Stated goal: Nothing in the records may be left out or altered; reproduce them all exactly.

----

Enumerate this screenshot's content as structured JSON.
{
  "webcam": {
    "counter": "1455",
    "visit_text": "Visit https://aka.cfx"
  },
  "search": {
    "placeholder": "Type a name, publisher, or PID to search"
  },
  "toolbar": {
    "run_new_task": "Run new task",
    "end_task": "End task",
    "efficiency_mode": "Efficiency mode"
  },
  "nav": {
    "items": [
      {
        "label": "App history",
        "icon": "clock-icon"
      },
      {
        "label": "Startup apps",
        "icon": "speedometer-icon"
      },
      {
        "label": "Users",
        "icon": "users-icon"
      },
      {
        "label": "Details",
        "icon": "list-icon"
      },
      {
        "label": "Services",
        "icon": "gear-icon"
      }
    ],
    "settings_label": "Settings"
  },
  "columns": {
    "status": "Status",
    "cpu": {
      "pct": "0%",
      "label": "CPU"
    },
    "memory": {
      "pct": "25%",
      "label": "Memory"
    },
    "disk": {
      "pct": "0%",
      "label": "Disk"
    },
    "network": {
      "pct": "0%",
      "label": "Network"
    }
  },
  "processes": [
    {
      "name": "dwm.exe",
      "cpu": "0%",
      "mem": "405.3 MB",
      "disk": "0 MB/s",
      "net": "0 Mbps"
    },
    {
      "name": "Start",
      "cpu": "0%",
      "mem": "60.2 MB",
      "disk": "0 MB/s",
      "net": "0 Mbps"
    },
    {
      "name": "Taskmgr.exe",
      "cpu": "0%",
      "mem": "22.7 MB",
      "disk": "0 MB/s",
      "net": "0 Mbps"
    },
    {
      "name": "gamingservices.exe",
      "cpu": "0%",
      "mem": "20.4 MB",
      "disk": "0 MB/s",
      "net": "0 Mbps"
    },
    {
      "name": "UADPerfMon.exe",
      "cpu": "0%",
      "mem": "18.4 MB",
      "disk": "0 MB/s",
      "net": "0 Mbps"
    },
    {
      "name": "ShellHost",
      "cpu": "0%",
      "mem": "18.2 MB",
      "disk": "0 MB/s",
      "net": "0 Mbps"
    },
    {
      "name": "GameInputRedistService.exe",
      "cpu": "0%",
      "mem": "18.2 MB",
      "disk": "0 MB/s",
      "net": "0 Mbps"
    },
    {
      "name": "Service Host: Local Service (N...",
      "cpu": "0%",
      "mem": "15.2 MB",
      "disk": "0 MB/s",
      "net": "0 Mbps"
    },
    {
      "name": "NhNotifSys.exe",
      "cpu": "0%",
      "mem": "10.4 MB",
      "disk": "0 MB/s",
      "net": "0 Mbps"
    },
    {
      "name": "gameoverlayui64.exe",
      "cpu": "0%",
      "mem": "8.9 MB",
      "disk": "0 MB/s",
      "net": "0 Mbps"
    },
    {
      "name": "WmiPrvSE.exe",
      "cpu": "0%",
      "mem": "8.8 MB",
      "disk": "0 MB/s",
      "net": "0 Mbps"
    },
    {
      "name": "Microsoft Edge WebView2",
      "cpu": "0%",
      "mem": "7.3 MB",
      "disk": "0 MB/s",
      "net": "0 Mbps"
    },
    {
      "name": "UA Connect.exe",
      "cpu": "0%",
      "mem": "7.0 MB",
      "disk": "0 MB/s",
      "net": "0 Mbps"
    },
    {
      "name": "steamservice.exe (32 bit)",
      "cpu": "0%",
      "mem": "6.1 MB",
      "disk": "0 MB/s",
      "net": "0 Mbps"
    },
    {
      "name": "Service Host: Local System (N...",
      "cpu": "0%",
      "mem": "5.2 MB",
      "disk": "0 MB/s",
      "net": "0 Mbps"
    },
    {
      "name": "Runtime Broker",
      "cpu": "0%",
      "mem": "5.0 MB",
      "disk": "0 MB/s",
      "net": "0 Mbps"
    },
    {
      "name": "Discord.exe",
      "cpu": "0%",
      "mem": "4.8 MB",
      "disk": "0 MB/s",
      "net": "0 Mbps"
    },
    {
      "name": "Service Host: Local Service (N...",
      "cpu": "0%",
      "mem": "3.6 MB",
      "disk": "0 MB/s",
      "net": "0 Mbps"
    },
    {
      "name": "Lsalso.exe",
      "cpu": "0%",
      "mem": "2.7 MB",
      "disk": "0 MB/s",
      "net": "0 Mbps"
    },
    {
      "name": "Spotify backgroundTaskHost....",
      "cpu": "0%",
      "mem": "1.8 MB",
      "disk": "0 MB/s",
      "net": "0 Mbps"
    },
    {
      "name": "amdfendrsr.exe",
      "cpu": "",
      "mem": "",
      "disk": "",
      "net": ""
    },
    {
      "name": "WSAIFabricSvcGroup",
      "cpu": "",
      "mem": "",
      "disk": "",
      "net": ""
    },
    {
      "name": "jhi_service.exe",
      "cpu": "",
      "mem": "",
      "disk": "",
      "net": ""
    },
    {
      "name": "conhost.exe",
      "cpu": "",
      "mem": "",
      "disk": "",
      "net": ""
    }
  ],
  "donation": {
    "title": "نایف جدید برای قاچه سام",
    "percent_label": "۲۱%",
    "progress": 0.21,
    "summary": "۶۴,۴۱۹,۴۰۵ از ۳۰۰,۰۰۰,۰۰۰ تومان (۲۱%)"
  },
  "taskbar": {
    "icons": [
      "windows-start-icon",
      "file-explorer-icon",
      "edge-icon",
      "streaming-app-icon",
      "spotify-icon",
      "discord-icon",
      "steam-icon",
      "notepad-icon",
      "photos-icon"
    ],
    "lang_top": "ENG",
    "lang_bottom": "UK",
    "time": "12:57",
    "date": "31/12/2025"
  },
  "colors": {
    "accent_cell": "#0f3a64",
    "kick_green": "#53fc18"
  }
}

----

Result of this task:
Enumerate this screenshot's content as structured JSON.
{
  "webcam": {
    "counter": "1455",
    "visit_text": "Visit https://aka.cfx"
  },
  "search": {
    "placeholder": "Type a name, publisher, or PID to search"
  },
  "toolbar": {
    "run_new_task": "Run new task",
    "end_task": "End task",
    "efficiency_mode": "Efficiency mode"
  },
  "nav": {
    "items": [
      {
        "label": "App history",
        "icon": "clock-icon"
      },
      {
        "label": "Startup apps",
        "icon": "speedometer-icon"
      },
      {
        "label": "Users",
        "icon": "users-icon"
      },
      {
        "label": "Details",
        "icon": "list-icon"
      },
      {
        "label": "Services",
        "icon": "gear-icon"
      }
    ],
    "settings_label": "Settings"
  },
  "columns": {
    "status": "Status",
    "cpu": {
      "pct": "0%",
      "label": "CPU"
    },
    "memory": {
      "pct": "25%",
      "label": "Memory"
    },
    "disk": {
      "pct": "0%",
      "label": "Disk"
    },
    "network": {
      "pct": "0%",
      "label": "Network"
    }
  },
  "processes": [
    {
      "name": "dwm.exe",
      "cpu": "0%",
      "mem": "405.3 MB",
      "disk": "0 MB/s",
      "net": "0 Mbps"
    },
    {
      "name": "Start",
      "cpu": "0%",
      "mem": "60.2 MB",
      "disk": "0 MB/s",
      "net": "0 Mbps"
    },
    {
      "name": "Taskmgr.exe",
      "cpu": "0%",
      "mem": "22.7 MB",
      "disk": "0 MB/s",
      "net": "0 Mbps"
    },
    {
      "name": "gamingservices.exe",
      "cpu": "0%",
      "mem": "20.4 MB",
      "disk": "0 MB/s",
      "net": "0 Mbps"
    },
    {
      "name": "UADPerfMon.exe",
      "cpu": "0%",
      "mem": "18.4 MB",
      "disk": "0 MB/s",
      "net": "0 Mbps"
    },
    {
      "name": "ShellHost",
      "cpu": "0%",
      "mem": "18.2 MB",
      "disk": "0 MB/s",
      "net": "0 Mbps"
    },
    {
      "name": "GameInputRedistService.exe",
      "cpu": "0%",
      "mem": "18.2 MB",
      "disk": "0 MB/s",
      "net": "0 Mbps"
    },
    {
      "name": "Service Host: Local Service (N...",
      "cpu": "0%",
      "mem": "15.2 MB",
      "disk": "0 MB/s",
      "net": "0 Mbps"
    },
    {
      "name": "NhNotifSys.exe",
      "cpu": "0%",
      "mem": "10.4 MB",
      "disk": "0 MB/s",
      "net": "0 Mbps"
    },
    {
      "name": "gameoverlayui64.exe",
      "cpu": "0%",
      "mem": "8.9 MB",
      "disk": "0 MB/s",
      "net": "0 Mbps"
    },
    {
      "name": "WmiPrvSE.exe",
      "cpu": "0%",
      "mem": "8.8 MB",
      "disk": "0 MB/s",
      "net": "0 Mbps"
    },
    {
      "name": "Microsoft Edge WebView2",
      "cpu": "0%",
      "mem": "7.3 MB",
      "disk": "0 MB/s",
      "net": "0 Mbps"
    },
    {
      "name": "UA Connect.exe",
      "cpu": "0%",
      "mem": "7.0 MB",
      "disk": "0 MB/s",
      "net": "0 Mbps"
    },
    {
      "name": "steamservice.exe (32 bit)",
      "cpu": "0%",
      "mem": "6.1 MB",
      "disk": "0 MB/s",
      "net": "0 Mbps"
    },
    {
      "name": "Service Host: Local System (N...",
      "cpu": "0%",
      "mem": "5.2 MB",
      "disk": "0 MB/s",
      "net": "0 Mbps"
    },
    {
      "name": "Runtime Broker",
      "cpu": "0%",
      "mem": "5.0 MB",
      "disk": "0 MB/s",
      "net": "0 Mbps"
    },
    {
      "name": "Discord.exe",
      "cpu": "0%",
      "mem": "4.8 MB",
      "disk": "0 MB/s",
      "net": "0 Mbps"
    },
    {
      "name": "Service Host: Local Service (N...",
      "cpu": "0%",
      "mem": "3.6 MB",
      "disk": "0 MB/s",
      "net": "0 Mbps"
    },
    {
      "name": "Lsalso.exe",
      "cpu": "0%",
      "mem": "2.7 MB",
      "disk": "0 MB/s",
      "net": "0 Mbps"
    },
    {
      "name": "Spotify backgroundTaskHost....",
      "cpu": "0%",
      "mem": "1.8 MB",
      "disk": "0 MB/s",
      "net": "0 Mbps"
    },
    {
      "name": "amdfendrsr.exe",
      "cpu": "",
      "mem": "",
      "disk": "",
      "net": ""
    },
    {
      "name": "WSAIFabricSvcGroup",
      "cpu": "",
      "mem": "",
      "disk": "",
      "net": ""
    },
    {
      "name": "jhi_service.exe",
      "cpu": "",
      "mem": "",
      "disk": "",
      "net": ""
    },
    {
      "name": "conhost.exe",
      "cpu": "",
      "mem": "",
      "disk": "",
      "net": ""
    }
  ],
  "donation": {
    "title": "نایف جدید برای قاچه سام",
    "percent_label": "۲۱%",
    "progress": 0.21,
    "summary": "۶۴,۴۱۹,۴۰۵ از ۳۰۰,۰۰۰,۰۰۰ تومان (۲۱%)"
  },
  "taskbar": {
    "icons": [
      "windows-start-icon",
      "file-explorer-icon",
      "edge-icon",
      "streaming-app-icon",
      "spotify-icon",
      "discord-icon",
      "steam-icon",
      "notepad-icon",
      "photos-icon"
    ],
    "lang_top": "ENG",
    "lang_bottom": "UK",
    "time": "12:57",
    "date": "31/12/2025"
  },
  "colors": {
    "accent_cell": "#0f3a64",
    "kick_green": "#53fc18"
  }
}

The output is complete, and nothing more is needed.